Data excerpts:
BEGIN

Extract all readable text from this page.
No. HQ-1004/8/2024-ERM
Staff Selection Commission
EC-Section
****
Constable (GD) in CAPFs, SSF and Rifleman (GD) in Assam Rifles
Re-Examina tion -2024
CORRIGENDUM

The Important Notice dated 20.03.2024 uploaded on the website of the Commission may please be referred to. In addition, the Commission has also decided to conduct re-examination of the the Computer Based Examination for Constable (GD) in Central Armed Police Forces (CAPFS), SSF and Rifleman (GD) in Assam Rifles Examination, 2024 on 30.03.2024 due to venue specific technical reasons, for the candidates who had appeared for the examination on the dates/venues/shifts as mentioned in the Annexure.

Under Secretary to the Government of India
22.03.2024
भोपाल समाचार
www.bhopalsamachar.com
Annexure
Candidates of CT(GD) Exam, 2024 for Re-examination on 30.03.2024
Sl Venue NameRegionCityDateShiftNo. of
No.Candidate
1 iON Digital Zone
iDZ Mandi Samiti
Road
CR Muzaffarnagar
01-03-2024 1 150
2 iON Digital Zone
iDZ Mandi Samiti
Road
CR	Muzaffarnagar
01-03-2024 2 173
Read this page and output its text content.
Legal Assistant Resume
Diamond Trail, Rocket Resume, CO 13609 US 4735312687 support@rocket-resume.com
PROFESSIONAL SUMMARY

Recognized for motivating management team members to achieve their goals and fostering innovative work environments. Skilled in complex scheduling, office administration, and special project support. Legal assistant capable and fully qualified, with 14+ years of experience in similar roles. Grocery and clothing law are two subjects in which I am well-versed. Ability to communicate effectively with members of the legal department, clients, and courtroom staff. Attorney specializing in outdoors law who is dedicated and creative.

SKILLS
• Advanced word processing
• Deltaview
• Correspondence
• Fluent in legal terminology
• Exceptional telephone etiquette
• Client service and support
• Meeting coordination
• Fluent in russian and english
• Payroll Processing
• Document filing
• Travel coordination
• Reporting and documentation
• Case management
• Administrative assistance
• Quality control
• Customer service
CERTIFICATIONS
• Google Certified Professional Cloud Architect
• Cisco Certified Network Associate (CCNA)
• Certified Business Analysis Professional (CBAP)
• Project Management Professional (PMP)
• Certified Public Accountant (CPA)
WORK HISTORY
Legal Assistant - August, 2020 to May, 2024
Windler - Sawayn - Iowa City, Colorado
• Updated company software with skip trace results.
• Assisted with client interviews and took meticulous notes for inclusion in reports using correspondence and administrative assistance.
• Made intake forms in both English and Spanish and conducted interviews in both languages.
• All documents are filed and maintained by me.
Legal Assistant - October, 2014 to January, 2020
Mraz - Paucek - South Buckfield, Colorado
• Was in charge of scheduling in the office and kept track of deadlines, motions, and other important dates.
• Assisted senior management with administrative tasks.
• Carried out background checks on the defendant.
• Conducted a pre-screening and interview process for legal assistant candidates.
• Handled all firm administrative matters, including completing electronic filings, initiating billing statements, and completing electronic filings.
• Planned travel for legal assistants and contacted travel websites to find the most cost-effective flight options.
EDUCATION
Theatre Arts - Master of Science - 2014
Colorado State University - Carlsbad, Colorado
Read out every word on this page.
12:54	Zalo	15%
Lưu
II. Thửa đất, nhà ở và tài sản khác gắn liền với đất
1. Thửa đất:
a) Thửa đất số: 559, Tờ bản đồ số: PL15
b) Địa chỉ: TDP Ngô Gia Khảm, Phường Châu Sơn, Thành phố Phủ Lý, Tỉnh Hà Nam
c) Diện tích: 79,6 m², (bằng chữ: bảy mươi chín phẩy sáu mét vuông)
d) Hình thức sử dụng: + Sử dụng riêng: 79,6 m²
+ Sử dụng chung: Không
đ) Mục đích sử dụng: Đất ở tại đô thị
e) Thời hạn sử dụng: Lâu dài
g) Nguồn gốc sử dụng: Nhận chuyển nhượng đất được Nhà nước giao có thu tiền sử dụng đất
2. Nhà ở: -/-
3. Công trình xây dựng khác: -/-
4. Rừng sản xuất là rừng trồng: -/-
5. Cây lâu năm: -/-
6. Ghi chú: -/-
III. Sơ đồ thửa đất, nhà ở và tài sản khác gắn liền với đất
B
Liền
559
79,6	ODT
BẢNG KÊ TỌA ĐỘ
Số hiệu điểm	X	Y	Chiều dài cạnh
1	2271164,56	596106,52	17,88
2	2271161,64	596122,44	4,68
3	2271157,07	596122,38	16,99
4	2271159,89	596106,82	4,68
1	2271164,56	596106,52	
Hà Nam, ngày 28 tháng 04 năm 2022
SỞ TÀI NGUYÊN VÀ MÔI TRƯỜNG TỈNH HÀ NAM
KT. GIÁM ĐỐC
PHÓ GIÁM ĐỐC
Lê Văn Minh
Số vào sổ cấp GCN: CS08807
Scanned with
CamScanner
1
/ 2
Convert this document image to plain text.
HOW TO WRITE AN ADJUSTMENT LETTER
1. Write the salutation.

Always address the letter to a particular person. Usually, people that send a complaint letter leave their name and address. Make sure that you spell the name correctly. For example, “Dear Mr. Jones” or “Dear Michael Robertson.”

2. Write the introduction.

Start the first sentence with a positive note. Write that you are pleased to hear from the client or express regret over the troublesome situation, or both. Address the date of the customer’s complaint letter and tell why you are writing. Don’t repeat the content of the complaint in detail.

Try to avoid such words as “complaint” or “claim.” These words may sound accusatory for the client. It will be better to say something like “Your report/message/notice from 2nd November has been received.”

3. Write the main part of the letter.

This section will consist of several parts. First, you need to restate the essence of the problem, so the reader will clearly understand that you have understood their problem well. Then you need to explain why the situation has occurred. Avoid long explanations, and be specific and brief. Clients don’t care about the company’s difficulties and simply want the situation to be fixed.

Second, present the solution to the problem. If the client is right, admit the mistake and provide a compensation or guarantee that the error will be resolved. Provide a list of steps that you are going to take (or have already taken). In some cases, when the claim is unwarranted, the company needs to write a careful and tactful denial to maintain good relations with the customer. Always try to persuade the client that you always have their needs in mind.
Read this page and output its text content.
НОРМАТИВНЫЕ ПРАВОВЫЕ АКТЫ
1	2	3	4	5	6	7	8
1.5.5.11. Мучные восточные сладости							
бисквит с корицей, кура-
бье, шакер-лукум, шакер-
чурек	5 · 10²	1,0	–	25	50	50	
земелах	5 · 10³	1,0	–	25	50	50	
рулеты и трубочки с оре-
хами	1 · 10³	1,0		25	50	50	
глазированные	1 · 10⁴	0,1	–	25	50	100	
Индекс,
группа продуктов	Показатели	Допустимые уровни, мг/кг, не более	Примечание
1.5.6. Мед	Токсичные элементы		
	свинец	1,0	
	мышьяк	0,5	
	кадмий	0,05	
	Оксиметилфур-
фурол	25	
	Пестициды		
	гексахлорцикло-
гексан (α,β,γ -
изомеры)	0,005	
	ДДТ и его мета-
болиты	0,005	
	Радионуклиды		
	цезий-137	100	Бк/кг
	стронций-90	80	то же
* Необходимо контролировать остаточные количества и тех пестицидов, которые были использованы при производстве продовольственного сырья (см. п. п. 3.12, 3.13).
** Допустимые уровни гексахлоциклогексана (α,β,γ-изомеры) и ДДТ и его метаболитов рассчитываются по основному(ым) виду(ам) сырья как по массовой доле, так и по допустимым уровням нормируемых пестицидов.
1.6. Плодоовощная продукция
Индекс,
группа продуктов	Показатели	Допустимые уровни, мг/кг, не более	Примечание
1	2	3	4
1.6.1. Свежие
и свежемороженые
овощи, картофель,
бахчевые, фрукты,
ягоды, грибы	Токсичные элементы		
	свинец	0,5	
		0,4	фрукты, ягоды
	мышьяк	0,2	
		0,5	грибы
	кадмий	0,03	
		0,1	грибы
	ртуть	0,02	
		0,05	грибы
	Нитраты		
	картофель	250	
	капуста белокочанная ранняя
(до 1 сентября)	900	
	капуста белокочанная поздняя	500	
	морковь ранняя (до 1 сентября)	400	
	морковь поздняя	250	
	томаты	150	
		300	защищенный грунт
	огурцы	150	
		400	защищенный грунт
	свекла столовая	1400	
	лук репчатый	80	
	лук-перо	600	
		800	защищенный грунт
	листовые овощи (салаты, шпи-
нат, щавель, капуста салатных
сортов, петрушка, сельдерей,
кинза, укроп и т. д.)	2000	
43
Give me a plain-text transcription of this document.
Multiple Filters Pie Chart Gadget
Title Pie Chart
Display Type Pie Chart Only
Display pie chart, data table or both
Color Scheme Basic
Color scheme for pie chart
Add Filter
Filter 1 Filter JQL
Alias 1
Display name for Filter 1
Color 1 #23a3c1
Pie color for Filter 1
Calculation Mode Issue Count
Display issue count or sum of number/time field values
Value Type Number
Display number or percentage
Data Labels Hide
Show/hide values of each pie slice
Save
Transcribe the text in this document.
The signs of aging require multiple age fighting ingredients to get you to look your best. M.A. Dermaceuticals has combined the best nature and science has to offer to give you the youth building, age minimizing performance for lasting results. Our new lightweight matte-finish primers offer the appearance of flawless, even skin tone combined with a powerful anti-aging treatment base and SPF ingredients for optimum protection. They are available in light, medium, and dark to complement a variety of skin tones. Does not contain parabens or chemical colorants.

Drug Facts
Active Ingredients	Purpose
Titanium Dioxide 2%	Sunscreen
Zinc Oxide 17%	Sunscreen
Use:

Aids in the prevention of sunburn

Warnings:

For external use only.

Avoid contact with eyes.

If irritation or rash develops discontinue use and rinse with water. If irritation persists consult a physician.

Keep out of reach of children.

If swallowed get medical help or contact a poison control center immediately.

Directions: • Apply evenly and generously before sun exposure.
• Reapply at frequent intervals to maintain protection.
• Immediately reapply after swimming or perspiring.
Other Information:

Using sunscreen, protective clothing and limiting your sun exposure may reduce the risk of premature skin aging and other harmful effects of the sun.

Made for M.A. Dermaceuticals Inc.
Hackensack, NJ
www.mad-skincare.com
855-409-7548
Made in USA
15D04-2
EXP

END

Give only the count of lines in which the string "ранняя" appears.

_The result:_
2